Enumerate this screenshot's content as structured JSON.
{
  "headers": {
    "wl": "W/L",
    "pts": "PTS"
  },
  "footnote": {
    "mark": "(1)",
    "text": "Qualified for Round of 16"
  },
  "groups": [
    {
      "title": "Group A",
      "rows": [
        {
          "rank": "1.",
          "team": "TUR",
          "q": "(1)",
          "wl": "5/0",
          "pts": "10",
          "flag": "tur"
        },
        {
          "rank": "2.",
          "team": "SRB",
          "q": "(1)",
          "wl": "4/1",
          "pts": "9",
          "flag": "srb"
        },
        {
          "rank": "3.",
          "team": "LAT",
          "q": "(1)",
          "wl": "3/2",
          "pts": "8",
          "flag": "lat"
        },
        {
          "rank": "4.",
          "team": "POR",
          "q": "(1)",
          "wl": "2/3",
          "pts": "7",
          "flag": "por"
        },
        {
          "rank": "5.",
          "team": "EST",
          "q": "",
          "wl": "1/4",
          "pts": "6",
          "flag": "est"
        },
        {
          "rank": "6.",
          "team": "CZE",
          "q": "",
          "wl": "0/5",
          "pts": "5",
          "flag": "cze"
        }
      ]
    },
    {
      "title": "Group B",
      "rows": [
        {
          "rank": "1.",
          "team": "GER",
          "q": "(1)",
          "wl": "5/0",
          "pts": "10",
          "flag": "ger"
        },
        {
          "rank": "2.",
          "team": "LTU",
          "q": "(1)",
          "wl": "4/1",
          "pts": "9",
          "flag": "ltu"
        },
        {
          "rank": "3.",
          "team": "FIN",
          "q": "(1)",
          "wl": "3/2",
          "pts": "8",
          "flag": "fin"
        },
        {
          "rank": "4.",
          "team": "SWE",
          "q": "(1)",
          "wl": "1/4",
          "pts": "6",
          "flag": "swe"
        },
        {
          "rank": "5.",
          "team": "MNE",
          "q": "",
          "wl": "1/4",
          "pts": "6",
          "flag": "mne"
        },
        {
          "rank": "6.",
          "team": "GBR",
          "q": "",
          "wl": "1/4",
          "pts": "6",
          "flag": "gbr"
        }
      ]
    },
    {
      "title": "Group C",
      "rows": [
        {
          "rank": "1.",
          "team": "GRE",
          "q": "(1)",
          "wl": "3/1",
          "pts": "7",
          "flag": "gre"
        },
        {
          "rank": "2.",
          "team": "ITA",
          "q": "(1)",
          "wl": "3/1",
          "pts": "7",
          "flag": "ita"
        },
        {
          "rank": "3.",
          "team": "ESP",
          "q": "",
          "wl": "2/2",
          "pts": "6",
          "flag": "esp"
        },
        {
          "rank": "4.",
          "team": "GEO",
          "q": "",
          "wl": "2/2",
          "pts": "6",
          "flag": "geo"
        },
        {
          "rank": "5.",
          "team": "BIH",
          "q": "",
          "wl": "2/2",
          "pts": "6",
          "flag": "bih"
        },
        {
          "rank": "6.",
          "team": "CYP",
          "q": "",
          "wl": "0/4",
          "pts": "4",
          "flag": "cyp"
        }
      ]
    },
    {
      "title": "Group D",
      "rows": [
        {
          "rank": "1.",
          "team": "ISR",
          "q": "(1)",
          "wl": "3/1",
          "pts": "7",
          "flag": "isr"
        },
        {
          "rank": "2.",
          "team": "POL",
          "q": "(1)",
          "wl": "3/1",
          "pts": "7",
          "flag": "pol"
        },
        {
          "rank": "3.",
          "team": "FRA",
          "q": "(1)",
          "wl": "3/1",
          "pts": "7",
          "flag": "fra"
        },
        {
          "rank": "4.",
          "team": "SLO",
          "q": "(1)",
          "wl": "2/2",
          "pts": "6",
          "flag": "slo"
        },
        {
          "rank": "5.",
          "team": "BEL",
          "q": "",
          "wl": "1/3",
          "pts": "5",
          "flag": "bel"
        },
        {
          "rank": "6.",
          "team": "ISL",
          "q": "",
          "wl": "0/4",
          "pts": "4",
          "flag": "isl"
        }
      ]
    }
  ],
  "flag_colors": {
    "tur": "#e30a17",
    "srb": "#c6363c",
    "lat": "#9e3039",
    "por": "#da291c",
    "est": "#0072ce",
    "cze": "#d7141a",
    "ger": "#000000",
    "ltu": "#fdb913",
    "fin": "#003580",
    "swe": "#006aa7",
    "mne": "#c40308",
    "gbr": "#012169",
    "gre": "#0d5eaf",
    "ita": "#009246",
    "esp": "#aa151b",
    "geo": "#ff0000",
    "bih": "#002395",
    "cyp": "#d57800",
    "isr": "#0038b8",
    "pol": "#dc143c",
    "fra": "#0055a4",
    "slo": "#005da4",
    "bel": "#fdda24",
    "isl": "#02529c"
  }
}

▸ **What the exercise asks**: Extract the complete listing verbatim.

▸ **The result**:
Enumerate this screenshot's content as structured JSON.
{
  "headers": {
    "wl": "W/L",
    "pts": "PTS"
  },
  "footnote": {
    "mark": "(1)",
    "text": "Qualified for Round of 16"
  },
  "groups": [
    {
      "title": "Group A",
      "rows": [
        {
          "rank": "1.",
          "team": "TUR",
          "q": "(1)",
          "wl": "5/0",
          "pts": "10",
          "flag": "tur"
        },
        {
          "rank": "2.",
          "team": "SRB",
          "q": "(1)",
          "wl": "4/1",
          "pts": "9",
          "flag": "srb"
        },
        {
          "rank": "3.",
          "team": "LAT",
          "q": "(1)",
          "wl": "3/2",
          "pts": "8",
          "flag": "lat"
        },
        {
          "rank": "4.",
          "team": "POR",
          "q": "(1)",
          "wl": "2/3",
          "pts": "7",
          "flag": "por"
        },
        {
          "rank": "5.",
          "team": "EST",
          "q": "",
          "wl": "1/4",
          "pts": "6",
          "flag": "est"
        },
        {
          "rank": "6.",
          "team": "CZE",
          "q": "",
          "wl": "0/5",
          "pts": "5",
          "flag": "cze"
        }
      ]
    },
    {
      "title": "Group B",
      "rows": [
        {
          "rank": "1.",
          "team": "GER",
          "q": "(1)",
          "wl": "5/0",
          "pts": "10",
          "flag": "ger"
        },
        {
          "rank": "2.",
          "team": "LTU",
          "q": "(1)",
          "wl": "4/1",
          "pts": "9",
          "flag": "ltu"
        },
        {
          "rank": "3.",
          "team": "FIN",
          "q": "(1)",
          "wl": "3/2",
          "pts": "8",
          "flag": "fin"
        },
        {
          "rank": "4.",
          "team": "SWE",
          "q": "(1)",
          "wl": "1/4",
          "pts": "6",
          "flag": "swe"
        },
        {
          "rank": "5.",
          "team": "MNE",
          "q": "",
          "wl": "1/4",
          "pts": "6",
          "flag": "mne"
        },
        {
          "rank": "6.",
          "team": "GBR",
          "q": "",
          "wl": "1/4",
          "pts": "6",
          "flag": "gbr"
        }
      ]
    },
    {
      "title": "Group C",
      "rows": [
        {
          "rank": "1.",
          "team": "GRE",
          "q": "(1)",
          "wl": "3/1",
          "pts": "7",
          "flag": "gre"
        },
        {
          "rank": "2.",
          "team": "ITA",
          "q": "(1)",
          "wl": "3/1",
          "pts": "7",
          "flag": "ita"
        },
        {
          "rank": "3.",
          "team": "ESP",
          "q": "",
          "wl": "2/2",
          "pts": "6",
          "flag": "esp"
        },
        {
          "rank": "4.",
          "team": "GEO",
          "q": "",
          "wl": "2/2",
          "pts": "6",
          "flag": "geo"
        },
        {
          "rank": "5.",
          "team": "BIH",
          "q": "",
          "wl": "2/2",
          "pts": "6",
          "flag": "bih"
        },
        {
          "rank": "6.",
          "team": "CYP",
          "q": "",
          "wl": "0/4",
          "pts": "4",
          "flag": "cyp"
        }
      ]
    },
    {
      "title": "Group D",
      "rows": [
        {
          "rank": "1.",
          "team": "ISR",
          "q": "(1)",
          "wl": "3/1",
          "pts": "7",
          "flag": "isr"
        },
        {
          "rank": "2.",
          "team": "POL",
          "q": "(1)",
          "wl": "3/1",
          "pts": "7",
          "flag": "pol"
        },
        {
          "rank": "3.",
          "team": "FRA",
          "q": "(1)",
          "wl": "3/1",
          "pts": "7",
          "flag": "fra"
        },
        {
          "rank": "4.",
          "team": "SLO",
          "q": "(1)",
          "wl": "2/2",
          "pts": "6",
          "flag": "slo"
        },
        {
          "rank": "5.",
          "team": "BEL",
          "q": "",
          "wl": "1/3",
          "pts": "5",
          "flag": "bel"
        },
        {
          "rank": "6.",
          "team": "ISL",
          "q": "",
          "wl": "0/4",
          "pts": "4",
          "flag": "isl"
        }
      ]
    }
  ],
  "flag_colors": {
    "tur": "#e30a17",
    "srb": "#c6363c",
    "lat": "#9e3039",
    "por": "#da291c",
    "est": "#0072ce",
    "cze": "#d7141a",
    "ger": "#000000",
    "ltu": "#fdb913",
    "fin": "#003580",
    "swe": "#006aa7",
    "mne": "#c40308",
    "gbr": "#012169",
    "gre": "#0d5eaf",
    "ita": "#009246",
    "esp": "#aa151b",
    "geo": "#ff0000",
    "bih": "#002395",
    "cyp": "#d57800",
    "isr": "#0038b8",
    "pol": "#dc143c",
    "fra": "#0055a4",
    "slo": "#005da4",
    "bel": "#fdda24",
    "isl": "#02529c"
  }
}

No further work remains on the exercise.